# [WORK REQUIRED]
All of the data below must be repeated exactly.

-- -- --

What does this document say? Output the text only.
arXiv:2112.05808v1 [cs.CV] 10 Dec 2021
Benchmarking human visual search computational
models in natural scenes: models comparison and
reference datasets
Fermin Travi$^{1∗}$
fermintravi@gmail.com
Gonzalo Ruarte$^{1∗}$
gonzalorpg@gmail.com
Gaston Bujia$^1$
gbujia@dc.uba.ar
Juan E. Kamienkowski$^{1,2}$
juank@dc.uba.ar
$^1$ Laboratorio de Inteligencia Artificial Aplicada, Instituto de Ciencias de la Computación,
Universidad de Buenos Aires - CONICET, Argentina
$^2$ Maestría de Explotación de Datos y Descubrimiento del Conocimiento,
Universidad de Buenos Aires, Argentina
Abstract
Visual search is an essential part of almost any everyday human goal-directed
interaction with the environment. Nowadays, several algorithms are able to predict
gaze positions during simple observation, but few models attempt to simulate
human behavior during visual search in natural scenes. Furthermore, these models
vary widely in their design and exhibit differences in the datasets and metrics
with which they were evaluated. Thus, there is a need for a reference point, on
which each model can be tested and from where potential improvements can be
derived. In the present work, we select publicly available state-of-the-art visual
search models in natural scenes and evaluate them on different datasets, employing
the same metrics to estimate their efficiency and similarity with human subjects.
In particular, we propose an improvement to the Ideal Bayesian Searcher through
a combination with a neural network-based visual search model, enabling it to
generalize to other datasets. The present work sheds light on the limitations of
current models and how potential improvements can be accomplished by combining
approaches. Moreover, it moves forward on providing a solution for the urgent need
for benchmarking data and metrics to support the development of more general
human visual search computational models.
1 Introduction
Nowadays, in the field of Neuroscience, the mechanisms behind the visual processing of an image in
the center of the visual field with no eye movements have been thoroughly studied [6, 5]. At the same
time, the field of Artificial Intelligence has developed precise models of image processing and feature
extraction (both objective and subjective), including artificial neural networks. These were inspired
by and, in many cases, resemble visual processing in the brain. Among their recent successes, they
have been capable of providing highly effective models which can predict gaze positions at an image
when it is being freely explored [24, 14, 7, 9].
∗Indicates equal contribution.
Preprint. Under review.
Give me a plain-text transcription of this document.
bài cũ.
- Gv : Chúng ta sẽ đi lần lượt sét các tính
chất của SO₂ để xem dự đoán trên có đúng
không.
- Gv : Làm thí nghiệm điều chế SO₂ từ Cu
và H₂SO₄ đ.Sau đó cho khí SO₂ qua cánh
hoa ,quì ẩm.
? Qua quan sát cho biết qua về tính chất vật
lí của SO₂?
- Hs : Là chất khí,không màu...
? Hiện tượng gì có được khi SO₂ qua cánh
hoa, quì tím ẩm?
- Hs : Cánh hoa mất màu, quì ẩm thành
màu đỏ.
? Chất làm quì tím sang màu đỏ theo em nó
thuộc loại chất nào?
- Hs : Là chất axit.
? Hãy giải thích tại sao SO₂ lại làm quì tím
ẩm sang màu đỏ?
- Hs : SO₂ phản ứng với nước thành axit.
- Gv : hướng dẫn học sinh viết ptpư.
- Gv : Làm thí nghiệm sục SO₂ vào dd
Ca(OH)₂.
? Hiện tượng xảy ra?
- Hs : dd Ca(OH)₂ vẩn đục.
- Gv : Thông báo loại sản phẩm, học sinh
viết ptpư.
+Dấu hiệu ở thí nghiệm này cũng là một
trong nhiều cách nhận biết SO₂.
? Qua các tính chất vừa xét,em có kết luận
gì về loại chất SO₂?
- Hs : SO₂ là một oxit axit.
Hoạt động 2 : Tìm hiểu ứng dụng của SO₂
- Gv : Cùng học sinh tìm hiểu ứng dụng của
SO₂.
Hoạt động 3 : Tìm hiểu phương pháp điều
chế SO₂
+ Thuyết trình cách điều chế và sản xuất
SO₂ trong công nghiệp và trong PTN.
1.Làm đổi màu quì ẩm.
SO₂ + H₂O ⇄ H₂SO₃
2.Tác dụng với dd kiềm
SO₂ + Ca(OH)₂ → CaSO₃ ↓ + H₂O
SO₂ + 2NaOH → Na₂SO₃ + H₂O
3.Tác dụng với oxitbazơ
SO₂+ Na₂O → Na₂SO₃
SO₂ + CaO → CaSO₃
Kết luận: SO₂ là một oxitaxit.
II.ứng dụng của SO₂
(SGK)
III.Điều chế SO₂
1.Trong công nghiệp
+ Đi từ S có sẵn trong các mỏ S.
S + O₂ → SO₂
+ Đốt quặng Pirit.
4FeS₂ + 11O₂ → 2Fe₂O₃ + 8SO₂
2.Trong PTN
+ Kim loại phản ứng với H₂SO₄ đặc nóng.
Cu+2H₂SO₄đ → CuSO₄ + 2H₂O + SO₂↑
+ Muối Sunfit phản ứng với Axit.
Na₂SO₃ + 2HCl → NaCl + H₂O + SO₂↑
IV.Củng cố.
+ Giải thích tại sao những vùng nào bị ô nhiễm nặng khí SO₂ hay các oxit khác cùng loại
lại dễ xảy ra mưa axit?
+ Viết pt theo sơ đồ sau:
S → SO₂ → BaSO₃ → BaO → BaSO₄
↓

-- -- --

# [RESULT OF THIS TASK]
What does this document say? Output the text only.
arXiv:2112.05808v1 [cs.CV] 10 Dec 2021
Benchmarking human visual search computational
models in natural scenes: models comparison and
reference datasets
Fermin Travi$^{1∗}$
fermintravi@gmail.com
Gonzalo Ruarte$^{1∗}$
gonzalorpg@gmail.com
Gaston Bujia$^1$
gbujia@dc.uba.ar
Juan E. Kamienkowski$^{1,2}$
juank@dc.uba.ar
$^1$ Laboratorio de Inteligencia Artificial Aplicada, Instituto de Ciencias de la Computación,
Universidad de Buenos Aires - CONICET, Argentina
$^2$ Maestría de Explotación de Datos y Descubrimiento del Conocimiento,
Universidad de Buenos Aires, Argentina
Abstract
Visual search is an essential part of almost any everyday human goal-directed
interaction with the environment. Nowadays, several algorithms are able to predict
gaze positions during simple observation, but few models attempt to simulate
human behavior during visual search in natural scenes. Furthermore, these models
vary widely in their design and exhibit differences in the datasets and metrics
with which they were evaluated. Thus, there is a need for a reference point, on
which each model can be tested and from where potential improvements can be
derived. In the present work, we select publicly available state-of-the-art visual
search models in natural scenes and evaluate them on different datasets, employing
the same metrics to estimate their efficiency and similarity with human subjects.
In particular, we propose an improvement to the Ideal Bayesian Searcher through
a combination with a neural network-based visual search model, enabling it to
generalize to other datasets. The present work sheds light on the limitations of
current models and how potential improvements can be accomplished by combining
approaches. Moreover, it moves forward on providing a solution for the urgent need
for benchmarking data and metrics to support the development of more general
human visual search computational models.
1 Introduction
Nowadays, in the field of Neuroscience, the mechanisms behind the visual processing of an image in
the center of the visual field with no eye movements have been thoroughly studied [6, 5]. At the same
time, the field of Artificial Intelligence has developed precise models of image processing and feature
extraction (both objective and subjective), including artificial neural networks. These were inspired
by and, in many cases, resemble visual processing in the brain. Among their recent successes, they
have been capable of providing highly effective models which can predict gaze positions at an image
when it is being freely explored [24, 14, 7, 9].
∗Indicates equal contribution.
Preprint. Under review.
Give me a plain-text transcription of this document.
bài cũ.
- Gv : Chúng ta sẽ đi lần lượt sét các tính
chất của SO₂ để xem dự đoán trên có đúng
không.
- Gv : Làm thí nghiệm điều chế SO₂ từ Cu
và H₂SO₄ đ.Sau đó cho khí SO₂ qua cánh
hoa ,quì ẩm.
? Qua quan sát cho biết qua về tính chất vật
lí của SO₂?
- Hs : Là chất khí,không màu...
? Hiện tượng gì có được khi SO₂ qua cánh
hoa, quì tím ẩm?
- Hs : Cánh hoa mất màu, quì ẩm thành
màu đỏ.
? Chất làm quì tím sang màu đỏ theo em nó
thuộc loại chất nào?
- Hs : Là chất axit.
? Hãy giải thích tại sao SO₂ lại làm quì tím
ẩm sang màu đỏ?
- Hs : SO₂ phản ứng với nước thành axit.
- Gv : hướng dẫn học sinh viết ptpư.
- Gv : Làm thí nghiệm sục SO₂ vào dd
Ca(OH)₂.
? Hiện tượng xảy ra?
- Hs : dd Ca(OH)₂ vẩn đục.
- Gv : Thông báo loại sản phẩm, học sinh
viết ptpư.
+Dấu hiệu ở thí nghiệm này cũng là một
trong nhiều cách nhận biết SO₂.
? Qua các tính chất vừa xét,em có kết luận
gì về loại chất SO₂?
- Hs : SO₂ là một oxit axit.
Hoạt động 2 : Tìm hiểu ứng dụng của SO₂
- Gv : Cùng học sinh tìm hiểu ứng dụng của
SO₂.
Hoạt động 3 : Tìm hiểu phương pháp điều
chế SO₂
+ Thuyết trình cách điều chế và sản xuất
SO₂ trong công nghiệp và trong PTN.
1.Làm đổi màu quì ẩm.
SO₂ + H₂O ⇄ H₂SO₃
2.Tác dụng với dd kiềm
SO₂ + Ca(OH)₂ → CaSO₃ ↓ + H₂O
SO₂ + 2NaOH → Na₂SO₃ + H₂O
3.Tác dụng với oxitbazơ
SO₂+ Na₂O → Na₂SO₃
SO₂ + CaO → CaSO₃
Kết luận: SO₂ là một oxitaxit.
II.ứng dụng của SO₂
(SGK)
III.Điều chế SO₂
1.Trong công nghiệp
+ Đi từ S có sẵn trong các mỏ S.
S + O₂ → SO₂
+ Đốt quặng Pirit.
4FeS₂ + 11O₂ → 2Fe₂O₃ + 8SO₂
2.Trong PTN
+ Kim loại phản ứng với H₂SO₄ đặc nóng.
Cu+2H₂SO₄đ → CuSO₄ + 2H₂O + SO₂↑
+ Muối Sunfit phản ứng với Axit.
Na₂SO₃ + 2HCl → NaCl + H₂O + SO₂↑
IV.Củng cố.
+ Giải thích tại sao những vùng nào bị ô nhiễm nặng khí SO₂ hay các oxit khác cùng loại
lại dễ xảy ra mưa axit?
+ Viết pt theo sơ đồ sau:
S → SO₂ → BaSO₃ → BaO → BaSO₄
↓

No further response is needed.